PROBLEM STATEMENT =>
Only lines with the word "JSON" are needed; collect each of them from the listing below.

INFORMATION SHOWN =>
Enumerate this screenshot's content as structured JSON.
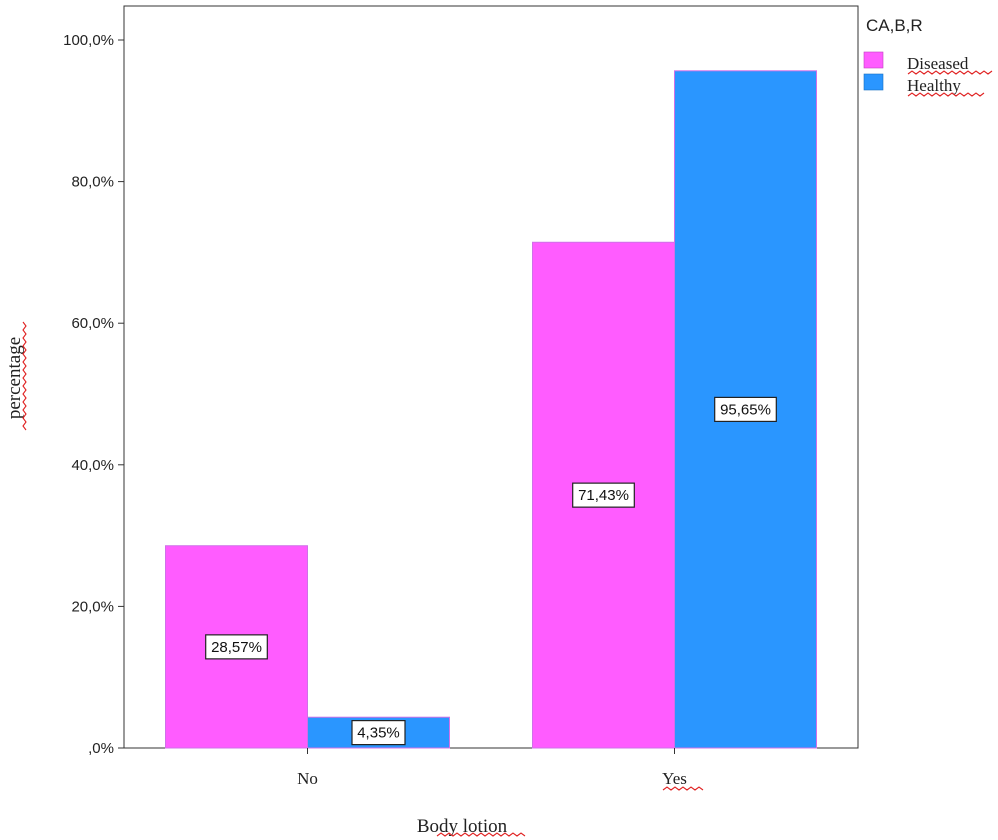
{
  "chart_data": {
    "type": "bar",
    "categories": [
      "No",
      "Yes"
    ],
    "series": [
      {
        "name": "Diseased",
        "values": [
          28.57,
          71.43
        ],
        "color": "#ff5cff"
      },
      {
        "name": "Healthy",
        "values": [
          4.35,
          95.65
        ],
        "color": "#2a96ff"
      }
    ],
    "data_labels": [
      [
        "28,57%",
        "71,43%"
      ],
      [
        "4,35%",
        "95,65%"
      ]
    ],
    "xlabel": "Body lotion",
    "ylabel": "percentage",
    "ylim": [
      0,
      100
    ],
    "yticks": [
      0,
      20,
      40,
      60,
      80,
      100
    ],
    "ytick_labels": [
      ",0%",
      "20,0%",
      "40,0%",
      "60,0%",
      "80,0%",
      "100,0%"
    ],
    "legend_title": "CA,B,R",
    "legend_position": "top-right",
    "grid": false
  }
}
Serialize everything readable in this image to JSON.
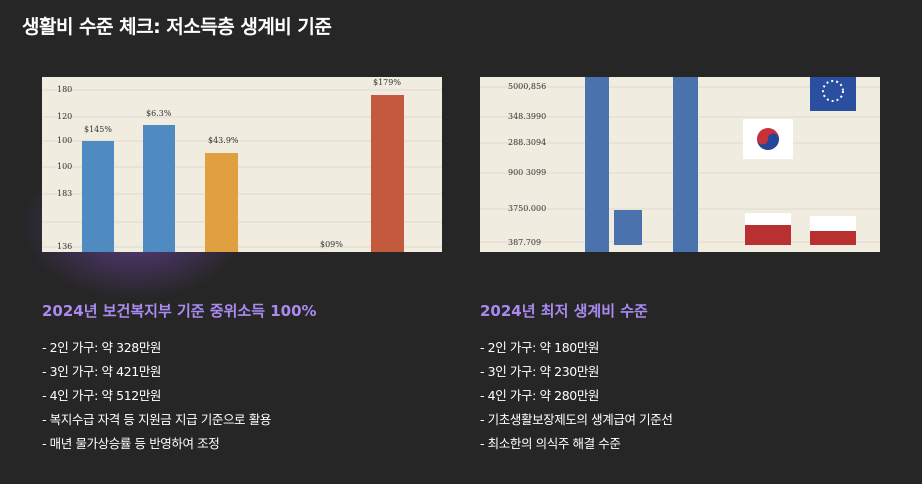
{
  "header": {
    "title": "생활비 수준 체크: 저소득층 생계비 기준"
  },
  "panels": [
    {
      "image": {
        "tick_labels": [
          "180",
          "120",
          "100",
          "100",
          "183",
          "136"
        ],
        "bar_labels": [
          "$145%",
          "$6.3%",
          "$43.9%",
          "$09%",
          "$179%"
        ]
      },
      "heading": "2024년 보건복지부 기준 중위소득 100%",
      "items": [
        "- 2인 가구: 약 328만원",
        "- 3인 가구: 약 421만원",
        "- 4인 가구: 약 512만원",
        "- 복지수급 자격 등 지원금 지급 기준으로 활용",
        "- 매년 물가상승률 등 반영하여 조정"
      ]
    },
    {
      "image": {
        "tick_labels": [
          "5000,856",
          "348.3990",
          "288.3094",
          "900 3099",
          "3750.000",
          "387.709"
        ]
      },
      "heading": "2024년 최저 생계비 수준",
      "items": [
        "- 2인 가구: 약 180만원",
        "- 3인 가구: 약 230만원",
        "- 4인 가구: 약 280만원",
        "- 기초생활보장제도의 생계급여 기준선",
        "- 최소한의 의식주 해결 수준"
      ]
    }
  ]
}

OUTPUT FOR THIS TASK =>
Enumerate this screenshot's content as structured JSON.
Serialize everything readable in this image to JSON.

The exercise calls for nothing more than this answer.